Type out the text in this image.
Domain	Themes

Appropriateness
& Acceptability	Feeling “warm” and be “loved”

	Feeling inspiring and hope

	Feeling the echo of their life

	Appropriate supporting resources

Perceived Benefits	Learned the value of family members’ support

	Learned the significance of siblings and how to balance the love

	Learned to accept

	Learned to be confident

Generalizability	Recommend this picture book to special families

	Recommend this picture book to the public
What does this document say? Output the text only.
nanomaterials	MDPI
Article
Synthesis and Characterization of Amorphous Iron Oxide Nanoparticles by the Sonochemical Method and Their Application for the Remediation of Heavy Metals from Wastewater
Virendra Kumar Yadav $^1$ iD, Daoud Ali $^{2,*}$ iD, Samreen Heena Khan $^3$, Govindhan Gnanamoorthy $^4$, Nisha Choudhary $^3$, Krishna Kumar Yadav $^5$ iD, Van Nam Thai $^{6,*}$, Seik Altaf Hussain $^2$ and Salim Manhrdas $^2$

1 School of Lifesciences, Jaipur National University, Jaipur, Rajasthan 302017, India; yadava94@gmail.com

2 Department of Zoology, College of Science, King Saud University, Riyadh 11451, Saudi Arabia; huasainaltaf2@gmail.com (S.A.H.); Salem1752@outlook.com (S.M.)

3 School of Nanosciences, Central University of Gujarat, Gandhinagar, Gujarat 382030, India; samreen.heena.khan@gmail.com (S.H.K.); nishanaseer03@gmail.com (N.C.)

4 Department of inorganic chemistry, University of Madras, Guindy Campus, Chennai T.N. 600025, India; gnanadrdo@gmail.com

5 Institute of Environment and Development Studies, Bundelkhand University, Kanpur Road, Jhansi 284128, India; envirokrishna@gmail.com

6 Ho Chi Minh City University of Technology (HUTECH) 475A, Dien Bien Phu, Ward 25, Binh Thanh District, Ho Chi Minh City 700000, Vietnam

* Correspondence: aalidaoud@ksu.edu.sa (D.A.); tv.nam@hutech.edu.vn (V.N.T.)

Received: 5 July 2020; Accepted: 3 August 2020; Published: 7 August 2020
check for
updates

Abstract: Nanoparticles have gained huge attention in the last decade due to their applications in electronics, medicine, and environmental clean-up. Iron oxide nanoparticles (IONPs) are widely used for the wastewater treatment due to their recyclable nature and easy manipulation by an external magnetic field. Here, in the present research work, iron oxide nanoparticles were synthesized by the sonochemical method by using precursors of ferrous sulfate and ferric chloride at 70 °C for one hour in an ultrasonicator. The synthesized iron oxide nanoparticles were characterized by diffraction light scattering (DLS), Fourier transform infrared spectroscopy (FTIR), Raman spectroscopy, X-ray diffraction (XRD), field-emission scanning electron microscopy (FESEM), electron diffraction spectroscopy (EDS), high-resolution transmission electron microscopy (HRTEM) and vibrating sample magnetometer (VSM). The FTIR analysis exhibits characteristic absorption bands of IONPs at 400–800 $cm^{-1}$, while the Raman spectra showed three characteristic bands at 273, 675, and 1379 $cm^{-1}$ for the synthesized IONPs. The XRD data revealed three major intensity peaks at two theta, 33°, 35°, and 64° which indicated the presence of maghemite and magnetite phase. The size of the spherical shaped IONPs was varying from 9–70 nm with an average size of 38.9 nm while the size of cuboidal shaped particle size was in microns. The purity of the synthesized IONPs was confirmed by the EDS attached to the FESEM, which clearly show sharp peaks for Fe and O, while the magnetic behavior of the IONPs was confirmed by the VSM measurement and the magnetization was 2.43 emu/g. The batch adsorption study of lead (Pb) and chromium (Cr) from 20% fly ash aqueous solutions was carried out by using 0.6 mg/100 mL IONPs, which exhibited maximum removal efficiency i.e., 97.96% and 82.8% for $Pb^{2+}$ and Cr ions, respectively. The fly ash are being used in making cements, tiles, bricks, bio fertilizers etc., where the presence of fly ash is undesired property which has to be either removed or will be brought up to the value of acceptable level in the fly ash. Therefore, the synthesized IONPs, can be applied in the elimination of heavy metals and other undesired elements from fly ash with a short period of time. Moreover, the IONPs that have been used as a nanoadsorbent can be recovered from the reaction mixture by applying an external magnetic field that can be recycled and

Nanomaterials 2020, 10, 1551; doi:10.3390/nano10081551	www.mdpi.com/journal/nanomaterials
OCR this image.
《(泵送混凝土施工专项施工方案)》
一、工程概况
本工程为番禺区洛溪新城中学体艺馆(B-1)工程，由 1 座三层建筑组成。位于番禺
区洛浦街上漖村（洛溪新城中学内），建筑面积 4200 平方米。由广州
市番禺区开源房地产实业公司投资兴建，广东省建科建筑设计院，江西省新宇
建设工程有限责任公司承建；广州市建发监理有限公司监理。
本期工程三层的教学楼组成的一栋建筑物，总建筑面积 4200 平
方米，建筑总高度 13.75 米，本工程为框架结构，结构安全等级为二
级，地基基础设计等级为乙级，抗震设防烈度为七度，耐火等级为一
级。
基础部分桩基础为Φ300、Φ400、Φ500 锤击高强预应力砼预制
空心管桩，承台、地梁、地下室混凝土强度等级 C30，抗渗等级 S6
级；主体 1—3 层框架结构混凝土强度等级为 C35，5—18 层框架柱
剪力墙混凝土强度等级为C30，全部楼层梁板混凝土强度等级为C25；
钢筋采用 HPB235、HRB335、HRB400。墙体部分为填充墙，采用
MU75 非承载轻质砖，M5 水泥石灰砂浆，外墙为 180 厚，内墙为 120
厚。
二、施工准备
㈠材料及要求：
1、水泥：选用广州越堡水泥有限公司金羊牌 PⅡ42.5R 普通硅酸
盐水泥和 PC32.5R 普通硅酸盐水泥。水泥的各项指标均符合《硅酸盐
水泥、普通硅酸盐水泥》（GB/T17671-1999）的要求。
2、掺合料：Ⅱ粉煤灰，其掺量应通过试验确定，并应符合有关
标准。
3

• • • •

Write out the full listing exactly as given.

Type out the text in this image.
Domain	Themes

Appropriateness
& Acceptability	Feeling “warm” and be “loved”

	Feeling inspiring and hope

	Feeling the echo of their life

	Appropriate supporting resources

Perceived Benefits	Learned the value of family members’ support

	Learned the significance of siblings and how to balance the love

	Learned to accept

	Learned to be confident

Generalizability	Recommend this picture book to special families

	Recommend this picture book to the public
What does this document say? Output the text only.
nanomaterials	MDPI
Article
Synthesis and Characterization of Amorphous Iron Oxide Nanoparticles by the Sonochemical Method and Their Application for the Remediation of Heavy Metals from Wastewater
Virendra Kumar Yadav $^1$ iD, Daoud Ali $^{2,*}$ iD, Samreen Heena Khan $^3$, Govindhan Gnanamoorthy $^4$, Nisha Choudhary $^3$, Krishna Kumar Yadav $^5$ iD, Van Nam Thai $^{6,*}$, Seik Altaf Hussain $^2$ and Salim Manhrdas $^2$

1 School of Lifesciences, Jaipur National University, Jaipur, Rajasthan 302017, India; yadava94@gmail.com

2 Department of Zoology, College of Science, King Saud University, Riyadh 11451, Saudi Arabia; huasainaltaf2@gmail.com (S.A.H.); Salem1752@outlook.com (S.M.)

3 School of Nanosciences, Central University of Gujarat, Gandhinagar, Gujarat 382030, India; samreen.heena.khan@gmail.com (S.H.K.); nishanaseer03@gmail.com (N.C.)

4 Department of inorganic chemistry, University of Madras, Guindy Campus, Chennai T.N. 600025, India; gnanadrdo@gmail.com

5 Institute of Environment and Development Studies, Bundelkhand University, Kanpur Road, Jhansi 284128, India; envirokrishna@gmail.com

6 Ho Chi Minh City University of Technology (HUTECH) 475A, Dien Bien Phu, Ward 25, Binh Thanh District, Ho Chi Minh City 700000, Vietnam

* Correspondence: aalidaoud@ksu.edu.sa (D.A.); tv.nam@hutech.edu.vn (V.N.T.)

Received: 5 July 2020; Accepted: 3 August 2020; Published: 7 August 2020
check for
updates

Abstract: Nanoparticles have gained huge attention in the last decade due to their applications in electronics, medicine, and environmental clean-up. Iron oxide nanoparticles (IONPs) are widely used for the wastewater treatment due to their recyclable nature and easy manipulation by an external magnetic field. Here, in the present research work, iron oxide nanoparticles were synthesized by the sonochemical method by using precursors of ferrous sulfate and ferric chloride at 70 °C for one hour in an ultrasonicator. The synthesized iron oxide nanoparticles were characterized by diffraction light scattering (DLS), Fourier transform infrared spectroscopy (FTIR), Raman spectroscopy, X-ray diffraction (XRD), field-emission scanning electron microscopy (FESEM), electron diffraction spectroscopy (EDS), high-resolution transmission electron microscopy (HRTEM) and vibrating sample magnetometer (VSM). The FTIR analysis exhibits characteristic absorption bands of IONPs at 400–800 $cm^{-1}$, while the Raman spectra showed three characteristic bands at 273, 675, and 1379 $cm^{-1}$ for the synthesized IONPs. The XRD data revealed three major intensity peaks at two theta, 33°, 35°, and 64° which indicated the presence of maghemite and magnetite phase. The size of the spherical shaped IONPs was varying from 9–70 nm with an average size of 38.9 nm while the size of cuboidal shaped particle size was in microns. The purity of the synthesized IONPs was confirmed by the EDS attached to the FESEM, which clearly show sharp peaks for Fe and O, while the magnetic behavior of the IONPs was confirmed by the VSM measurement and the magnetization was 2.43 emu/g. The batch adsorption study of lead (Pb) and chromium (Cr) from 20% fly ash aqueous solutions was carried out by using 0.6 mg/100 mL IONPs, which exhibited maximum removal efficiency i.e., 97.96% and 82.8% for $Pb^{2+}$ and Cr ions, respectively. The fly ash are being used in making cements, tiles, bricks, bio fertilizers etc., where the presence of fly ash is undesired property which has to be either removed or will be brought up to the value of acceptable level in the fly ash. Therefore, the synthesized IONPs, can be applied in the elimination of heavy metals and other undesired elements from fly ash with a short period of time. Moreover, the IONPs that have been used as a nanoadsorbent can be recovered from the reaction mixture by applying an external magnetic field that can be recycled and

Nanomaterials 2020, 10, 1551; doi:10.3390/nano10081551	www.mdpi.com/journal/nanomaterials
OCR this image.
《(泵送混凝土施工专项施工方案)》
一、工程概况
本工程为番禺区洛溪新城中学体艺馆(B-1)工程，由 1 座三层建筑组成。位于番禺
区洛浦街上漖村（洛溪新城中学内），建筑面积 4200 平方米。由广州
市番禺区开源房地产实业公司投资兴建，广东省建科建筑设计院，江西省新宇
建设工程有限责任公司承建；广州市建发监理有限公司监理。
本期工程三层的教学楼组成的一栋建筑物，总建筑面积 4200 平
方米，建筑总高度 13.75 米，本工程为框架结构，结构安全等级为二
级，地基基础设计等级为乙级，抗震设防烈度为七度，耐火等级为一
级。
基础部分桩基础为Φ300、Φ400、Φ500 锤击高强预应力砼预制
空心管桩，承台、地梁、地下室混凝土强度等级 C30，抗渗等级 S6
级；主体 1—3 层框架结构混凝土强度等级为 C35，5—18 层框架柱
剪力墙混凝土强度等级为C30，全部楼层梁板混凝土强度等级为C25；
钢筋采用 HPB235、HRB335、HRB400。墙体部分为填充墙，采用
MU75 非承载轻质砖，M5 水泥石灰砂浆，外墙为 180 厚，内墙为 120
厚。
二、施工准备
㈠材料及要求：
1、水泥：选用广州越堡水泥有限公司金羊牌 PⅡ42.5R 普通硅酸
盐水泥和 PC32.5R 普通硅酸盐水泥。水泥的各项指标均符合《硅酸盐
水泥、普通硅酸盐水泥》（GB/T17671-1999）的要求。
2、掺合料：Ⅱ粉煤灰，其掺量应通过试验确定，并应符合有关
标准。
3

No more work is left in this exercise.